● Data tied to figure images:

━━━

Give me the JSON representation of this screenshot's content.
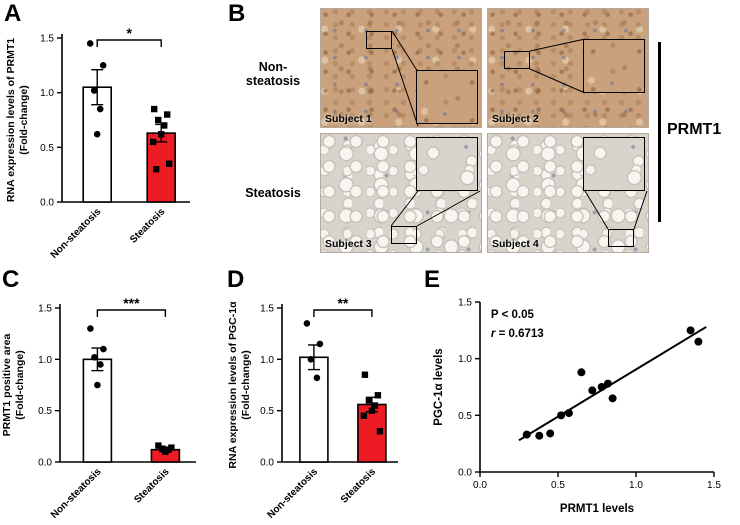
{
  "panels": {
    "a": "A",
    "b": "B",
    "c": "C",
    "d": "D",
    "e": "E"
  },
  "panel_b": {
    "row1_line1": "Non-",
    "row1_line2": "steatosis",
    "row2": "Steatosis",
    "subjects": [
      "Subject 1",
      "Subject 2",
      "Subject 3",
      "Subject 4"
    ],
    "side_label": "PRMT1"
  },
  "colors": {
    "steatosis_bar": "#ed1c24",
    "non_steatosis_bar": "#ffffff",
    "points": "#000000"
  },
  "chart_data": [
    {
      "panel": "A",
      "type": "bar",
      "ylabel": "RNA expression levels of PRMT1",
      "ylabel2": "(Fold-change)",
      "categories": [
        "Non-steatosis",
        "Steatosis"
      ],
      "values": [
        1.05,
        0.63
      ],
      "errors": [
        0.16,
        0.08
      ],
      "points": [
        [
          1.45,
          1.25,
          1.02,
          0.85,
          0.62
        ],
        [
          0.85,
          0.8,
          0.75,
          0.7,
          0.62,
          0.55,
          0.35,
          0.3
        ]
      ],
      "point_shapes": [
        "circle",
        "square"
      ],
      "significance": "*",
      "ylim": [
        0,
        1.5
      ],
      "yticks": [
        0,
        0.5,
        1,
        1.5
      ],
      "bar_colors": [
        "#ffffff",
        "#ed1c24"
      ]
    },
    {
      "panel": "C",
      "type": "bar",
      "ylabel": "PRMT1 positive area",
      "ylabel2": "(Fold-change)",
      "categories": [
        "Non-steatosis",
        "Steatosis"
      ],
      "values": [
        1.0,
        0.12
      ],
      "errors": [
        0.11,
        0.02
      ],
      "points": [
        [
          1.3,
          1.1,
          1.02,
          0.95,
          0.75
        ],
        [
          0.16,
          0.14,
          0.13,
          0.12,
          0.1
        ]
      ],
      "point_shapes": [
        "circle",
        "square"
      ],
      "significance": "***",
      "ylim": [
        0,
        1.5
      ],
      "yticks": [
        0,
        0.5,
        1,
        1.5
      ],
      "bar_colors": [
        "#ffffff",
        "#ed1c24"
      ]
    },
    {
      "panel": "D",
      "type": "bar",
      "ylabel": "RNA expression levels of PGC-1α",
      "ylabel2": "(Fold-change)",
      "categories": [
        "Non-steatosis",
        "Steatosis"
      ],
      "values": [
        1.02,
        0.56
      ],
      "errors": [
        0.12,
        0.07
      ],
      "points": [
        [
          1.35,
          1.15,
          1.0,
          0.82
        ],
        [
          0.85,
          0.65,
          0.6,
          0.55,
          0.5,
          0.45,
          0.3
        ]
      ],
      "point_shapes": [
        "circle",
        "square"
      ],
      "significance": "**",
      "ylim": [
        0,
        1.5
      ],
      "yticks": [
        0,
        0.5,
        1,
        1.5
      ],
      "bar_colors": [
        "#ffffff",
        "#ed1c24"
      ]
    },
    {
      "panel": "E",
      "type": "scatter",
      "xlabel": "PRMT1 levels",
      "ylabel": "PGC-1α levels",
      "xlim": [
        0,
        1.5
      ],
      "ylim": [
        0,
        1.5
      ],
      "xticks": [
        0,
        0.5,
        1,
        1.5
      ],
      "yticks": [
        0,
        0.5,
        1,
        1.5
      ],
      "points": [
        [
          0.3,
          0.33
        ],
        [
          0.38,
          0.32
        ],
        [
          0.45,
          0.34
        ],
        [
          0.52,
          0.5
        ],
        [
          0.57,
          0.52
        ],
        [
          0.65,
          0.88
        ],
        [
          0.72,
          0.72
        ],
        [
          0.78,
          0.75
        ],
        [
          0.82,
          0.78
        ],
        [
          0.85,
          0.65
        ],
        [
          1.35,
          1.25
        ],
        [
          1.4,
          1.15
        ]
      ],
      "fit_line": {
        "x1": 0.25,
        "y1": 0.28,
        "x2": 1.45,
        "y2": 1.28
      },
      "annotations": {
        "p_text": "P < 0.05",
        "r_italic": "r",
        "r_rest": " = 0.6713"
      }
    }
  ]
}
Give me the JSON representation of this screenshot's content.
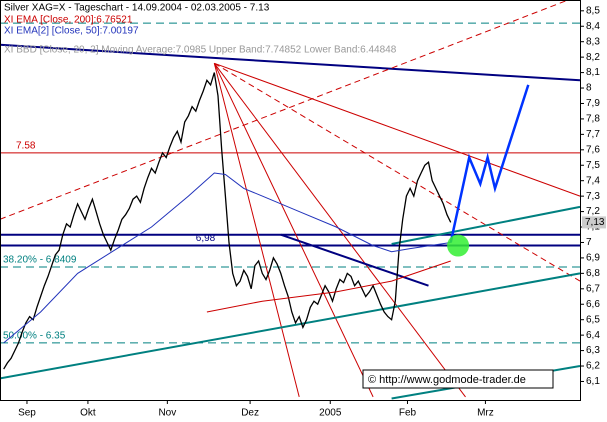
{
  "chart_data": {
    "type": "line",
    "title": "Silver XAG=X - Tageschart - 14.09.2004 - 02.03.2005 - 7.13",
    "indicators": [
      "XI EMA [Close, 200]:6.76521",
      "XI EMA[2] [Close, 50]:7.00197",
      "XI BBD [Close, 20, 2] Moving Average:7.0985 Upper Band:7.74852 Lower Band:6.44848"
    ],
    "watermark": "© http://www.godmode-trader.de",
    "xlim": [
      -1,
      156
    ],
    "ylim": [
      5.98,
      8.57
    ],
    "xticks": [
      {
        "value": 6.3,
        "label": "Sep"
      },
      {
        "value": 22.8,
        "label": "Okt"
      },
      {
        "value": 44.3,
        "label": "Nov"
      },
      {
        "value": 66.7,
        "label": "Dez"
      },
      {
        "value": 88.4,
        "label": "2005"
      },
      {
        "value": 109.3,
        "label": "Feb"
      },
      {
        "value": 130.4,
        "label": "Mrz"
      }
    ],
    "yticks": [
      {
        "value": 6.1,
        "label": "6,1"
      },
      {
        "value": 6.2,
        "label": "6,2"
      },
      {
        "value": 6.3,
        "label": "6,3"
      },
      {
        "value": 6.4,
        "label": "6,4"
      },
      {
        "value": 6.5,
        "label": "6,5"
      },
      {
        "value": 6.6,
        "label": "6,6"
      },
      {
        "value": 6.7,
        "label": "6,7"
      },
      {
        "value": 6.8,
        "label": "6,8"
      },
      {
        "value": 6.9,
        "label": "6,9"
      },
      {
        "value": 7,
        "label": "7"
      },
      {
        "value": 7.1,
        "label": "7,1"
      },
      {
        "value": 7.2,
        "label": "7,2"
      },
      {
        "value": 7.3,
        "label": "7,3"
      },
      {
        "value": 7.4,
        "label": "7,4"
      },
      {
        "value": 7.5,
        "label": "7,5"
      },
      {
        "value": 7.6,
        "label": "7,6"
      },
      {
        "value": 7.7,
        "label": "7,7"
      },
      {
        "value": 7.8,
        "label": "7,8"
      },
      {
        "value": 7.9,
        "label": "7,9"
      },
      {
        "value": 8,
        "label": "8"
      },
      {
        "value": 8.1,
        "label": "8,1"
      },
      {
        "value": 8.2,
        "label": "8,2"
      },
      {
        "value": 8.3,
        "label": "8,3"
      },
      {
        "value": 8.4,
        "label": "8,4"
      },
      {
        "value": 8.5,
        "label": "8,5"
      }
    ],
    "series": [
      {
        "color": "#000000",
        "x": [
          0,
          1,
          2,
          3,
          4,
          5,
          6,
          7,
          8,
          9,
          10,
          11,
          12,
          13,
          14,
          15,
          16,
          17,
          18,
          19,
          20,
          21,
          22,
          23,
          24,
          25,
          26,
          27,
          28,
          29,
          30,
          31,
          32,
          33,
          34,
          35,
          36,
          37,
          38,
          39,
          40,
          41,
          42,
          43,
          44,
          45,
          46,
          47,
          48,
          49,
          50,
          51,
          52,
          53,
          54,
          55,
          56,
          57,
          58,
          59,
          60,
          61,
          62,
          63,
          64,
          65,
          66,
          67,
          68,
          69,
          70,
          71,
          72,
          73,
          74,
          75,
          76,
          77,
          78,
          79,
          80,
          81,
          82,
          83,
          84,
          85,
          86,
          87,
          88,
          89,
          90,
          91,
          92,
          93,
          94,
          95,
          96,
          97,
          98,
          99,
          100,
          101,
          102,
          103,
          104,
          105,
          106,
          107,
          108,
          109,
          110,
          111,
          112,
          113,
          114,
          115,
          116,
          117,
          118,
          119,
          120,
          121
        ],
        "values": [
          6.18,
          6.22,
          6.25,
          6.3,
          6.35,
          6.42,
          6.48,
          6.52,
          6.5,
          6.58,
          6.65,
          6.72,
          6.78,
          6.85,
          6.92,
          6.95,
          7.05,
          7.12,
          7.1,
          7.18,
          7.25,
          7.2,
          7.15,
          7.22,
          7.28,
          7.2,
          7.12,
          7.05,
          7.0,
          6.95,
          7.02,
          7.08,
          7.15,
          7.18,
          7.22,
          7.28,
          7.3,
          7.26,
          7.35,
          7.42,
          7.48,
          7.45,
          7.52,
          7.58,
          7.55,
          7.62,
          7.68,
          7.72,
          7.65,
          7.78,
          7.82,
          7.88,
          7.85,
          7.92,
          7.98,
          8.05,
          8.02,
          8.1,
          7.95,
          7.6,
          7.3,
          7.0,
          6.8,
          6.72,
          6.75,
          6.82,
          6.78,
          6.7,
          6.85,
          6.88,
          6.8,
          6.76,
          6.82,
          6.9,
          6.86,
          6.8,
          6.72,
          6.65,
          6.55,
          6.48,
          6.52,
          6.45,
          6.5,
          6.58,
          6.62,
          6.6,
          6.66,
          6.72,
          6.68,
          6.62,
          6.7,
          6.76,
          6.74,
          6.8,
          6.78,
          6.72,
          6.75,
          6.7,
          6.65,
          6.68,
          6.72,
          6.66,
          6.6,
          6.55,
          6.52,
          6.5,
          6.62,
          6.95,
          7.15,
          7.3,
          7.35,
          7.3,
          7.4,
          7.45,
          7.5,
          7.52,
          7.4,
          7.35,
          7.3,
          7.25,
          7.18,
          7.13
        ]
      },
      {
        "color": "#2233bb",
        "x": [
          0,
          10,
          20,
          30,
          40,
          50,
          57,
          60,
          65,
          70,
          80,
          90,
          100,
          105,
          110,
          121
        ],
        "values": [
          6.35,
          6.55,
          6.8,
          6.95,
          7.1,
          7.3,
          7.45,
          7.44,
          7.35,
          7.3,
          7.2,
          7.1,
          6.98,
          6.94,
          6.96,
          7.0
        ]
      },
      {
        "color": "#cc0000",
        "x": [
          55,
          70,
          90,
          105,
          121
        ],
        "values": [
          6.55,
          6.62,
          6.68,
          6.75,
          6.88
        ]
      }
    ],
    "hlines": [
      {
        "value": 8.42,
        "color": "#008080",
        "dash": true
      },
      {
        "value": 7.58,
        "label": "7.58",
        "color": "#cc0000",
        "dash": false
      },
      {
        "value": 7.05,
        "color": "#000080",
        "dash": false
      },
      {
        "value": 6.98,
        "label": "6,98",
        "color": "#000080",
        "dash": false
      },
      {
        "value": 6.8409,
        "label": "38.20% - 6.8409",
        "color": "#008080",
        "dash": true
      },
      {
        "value": 6.35,
        "label": "50.00% - 6.35",
        "color": "#008080",
        "dash": true
      }
    ],
    "trendlines": [
      {
        "x": [
          -1,
          156
        ],
        "values": [
          8.28,
          8.05
        ],
        "color": "#000080",
        "width": 2
      },
      {
        "x": [
          -1,
          156
        ],
        "values": [
          7.15,
          8.6
        ],
        "color": "#cc0000",
        "width": 1,
        "dash": true
      },
      {
        "x": [
          57,
          156
        ],
        "values": [
          8.16,
          7.3
        ],
        "color": "#cc0000",
        "width": 1
      },
      {
        "x": [
          57,
          156
        ],
        "values": [
          8.16,
          6.75
        ],
        "color": "#cc0000",
        "width": 1,
        "dash": true
      },
      {
        "x": [
          57,
          125
        ],
        "values": [
          8.16,
          6.0
        ],
        "color": "#cc0000",
        "width": 1
      },
      {
        "x": [
          57,
          100
        ],
        "values": [
          8.16,
          6.0
        ],
        "color": "#cc0000",
        "width": 1
      },
      {
        "x": [
          57,
          80
        ],
        "values": [
          8.16,
          6.0
        ],
        "color": "#cc0000",
        "width": 1
      },
      {
        "x": [
          75,
          115
        ],
        "values": [
          7.05,
          6.72
        ],
        "color": "#000080",
        "width": 2
      },
      {
        "x": [
          -1,
          156
        ],
        "values": [
          6.12,
          6.8
        ],
        "color": "#008080",
        "width": 2
      },
      {
        "x": [
          105,
          156
        ],
        "values": [
          6.99,
          7.23
        ],
        "color": "#008080",
        "width": 2
      },
      {
        "x": [
          105,
          156
        ],
        "values": [
          5.99,
          6.2
        ],
        "color": "#008080",
        "width": 2
      },
      {
        "x": [
          121,
          126,
          129,
          131,
          133,
          142
        ],
        "values": [
          7.0,
          7.55,
          7.38,
          7.55,
          7.35,
          8.02
        ],
        "color": "#0033ff",
        "width": 2.5
      }
    ],
    "highlight": {
      "x": 123,
      "value": 6.98,
      "color": "#33ee33"
    },
    "last": {
      "value": 7.13,
      "label": "7,13"
    }
  }
}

━━━

Each line that has the word "significance" should be copied.

      "significance": "*",
      "significance": "***",
      "significance": "**",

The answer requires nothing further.